Texto citado -

La tortuga y el patonejo

Publicado el Javier García Salcedo

En defensa del matrimonio igualitario (II)

En el post anterior tuvimos el placer de develar los errores argumentativos (e incoherencias) que los detractores del matrimonio igualitario cometen al apelar a los valores cristianos para defender, dentro del ámbito jurídico, sus propósitos discriminatorios. Ahora es tiempo de desarticular otro argumento ampliamente difundido: el que apela a la naturaleza con el fin de desacreditar las uniones entre parejas del mismo sexo.

Es común escuchar a personas quejarse del supuesto estatus contra natura de las relaciones homosexuales. Según estos individuos, existe algo en la naturaleza misma del cuerpo masculino y del femenino que patentiza el carácter execrable de las relaciones homosexuales. Una vagina está diseñada para ser penetrada por un pene, y un pene, a su vez, está diseñado para penetrar una vagina. La prueba reina de que éste es el orden de las cosas, arguyen, es que las parejas homosexuales son naturalmente infértiles. Esta esencial infertilidad es la muestra irrefutable de que las relaciones homosexuales violentan el destino manifiesto de nuestros genitales.

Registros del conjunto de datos

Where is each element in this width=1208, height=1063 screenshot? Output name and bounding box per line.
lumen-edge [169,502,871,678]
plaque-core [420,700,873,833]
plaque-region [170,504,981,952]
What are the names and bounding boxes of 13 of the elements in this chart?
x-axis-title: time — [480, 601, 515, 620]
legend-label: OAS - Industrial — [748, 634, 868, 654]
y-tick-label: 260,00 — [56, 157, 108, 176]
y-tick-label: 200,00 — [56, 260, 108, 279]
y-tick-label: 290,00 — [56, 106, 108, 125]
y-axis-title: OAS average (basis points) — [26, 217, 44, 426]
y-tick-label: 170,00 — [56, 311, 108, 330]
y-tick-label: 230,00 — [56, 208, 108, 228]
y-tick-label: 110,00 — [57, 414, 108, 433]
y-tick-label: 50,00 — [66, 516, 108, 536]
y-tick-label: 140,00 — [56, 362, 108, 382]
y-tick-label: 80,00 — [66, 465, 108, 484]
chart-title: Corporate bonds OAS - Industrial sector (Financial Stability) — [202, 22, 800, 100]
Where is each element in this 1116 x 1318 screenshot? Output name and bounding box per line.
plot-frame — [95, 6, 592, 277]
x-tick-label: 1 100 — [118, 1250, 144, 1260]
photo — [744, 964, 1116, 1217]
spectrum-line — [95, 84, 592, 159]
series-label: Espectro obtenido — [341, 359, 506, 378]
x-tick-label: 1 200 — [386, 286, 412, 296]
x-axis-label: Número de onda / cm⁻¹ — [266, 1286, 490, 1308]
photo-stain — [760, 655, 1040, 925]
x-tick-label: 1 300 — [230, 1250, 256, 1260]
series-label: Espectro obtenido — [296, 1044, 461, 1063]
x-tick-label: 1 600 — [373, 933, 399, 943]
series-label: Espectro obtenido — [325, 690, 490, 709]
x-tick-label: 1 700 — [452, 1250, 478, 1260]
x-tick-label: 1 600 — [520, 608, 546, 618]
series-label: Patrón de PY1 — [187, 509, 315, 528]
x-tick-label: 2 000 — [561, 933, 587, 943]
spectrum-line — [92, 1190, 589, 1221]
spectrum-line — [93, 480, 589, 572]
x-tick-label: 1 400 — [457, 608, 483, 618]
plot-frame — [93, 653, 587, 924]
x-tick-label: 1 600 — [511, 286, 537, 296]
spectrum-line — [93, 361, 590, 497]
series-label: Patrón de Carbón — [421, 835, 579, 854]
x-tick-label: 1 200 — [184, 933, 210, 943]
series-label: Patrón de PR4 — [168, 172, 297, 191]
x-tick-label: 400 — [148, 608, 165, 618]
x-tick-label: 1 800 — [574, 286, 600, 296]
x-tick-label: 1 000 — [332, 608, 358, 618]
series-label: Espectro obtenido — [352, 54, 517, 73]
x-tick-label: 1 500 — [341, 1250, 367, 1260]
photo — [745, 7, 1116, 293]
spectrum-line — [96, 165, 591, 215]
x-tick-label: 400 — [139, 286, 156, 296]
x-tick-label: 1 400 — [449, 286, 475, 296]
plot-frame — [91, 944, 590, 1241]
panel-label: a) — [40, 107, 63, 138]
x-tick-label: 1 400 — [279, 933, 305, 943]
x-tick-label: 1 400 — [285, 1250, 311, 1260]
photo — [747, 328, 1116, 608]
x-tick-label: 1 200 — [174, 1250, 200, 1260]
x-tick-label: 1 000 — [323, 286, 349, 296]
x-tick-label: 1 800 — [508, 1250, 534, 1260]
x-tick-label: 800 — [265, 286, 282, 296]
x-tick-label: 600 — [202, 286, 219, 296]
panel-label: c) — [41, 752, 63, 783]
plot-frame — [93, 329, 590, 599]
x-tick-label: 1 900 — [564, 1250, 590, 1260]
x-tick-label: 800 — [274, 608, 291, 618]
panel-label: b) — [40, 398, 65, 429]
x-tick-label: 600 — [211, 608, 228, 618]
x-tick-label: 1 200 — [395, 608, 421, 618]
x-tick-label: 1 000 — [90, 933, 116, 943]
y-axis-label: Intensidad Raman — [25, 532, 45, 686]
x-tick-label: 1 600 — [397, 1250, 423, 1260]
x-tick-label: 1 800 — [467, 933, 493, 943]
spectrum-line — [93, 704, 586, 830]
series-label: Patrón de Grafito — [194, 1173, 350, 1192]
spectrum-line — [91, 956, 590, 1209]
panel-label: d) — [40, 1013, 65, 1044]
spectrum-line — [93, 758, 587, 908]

Consignas de trabajo -
a - Reproduce el pasaje del texto sobre el matrimonio igualitario que va desde "En el post anterior" hasta "del mismo sexo.", ambos incluidos.
b - Según el texto sobre el matrimonio igualitario, ¿qué argumento es ahora tiempo de desarticular?

Ejercicio resuelto -
a -
En el post anterior tuvimos el placer de develar los errores argumentativos (e incoherencias) que los detractores del matrimonio igualitario cometen al apelar a los valores cristianos para defender, dentro del ámbito jurídico, sus propósitos discriminatorios. Ahora es tiempo de desarticular otro argumento ampliamente difundido: el que apela a la naturaleza con el fin de desacreditar las uniones entre parejas del mismo sexo.

b - El que apela a la naturaleza con el fin de desacreditar las uniones entre parejas del mismo sexo.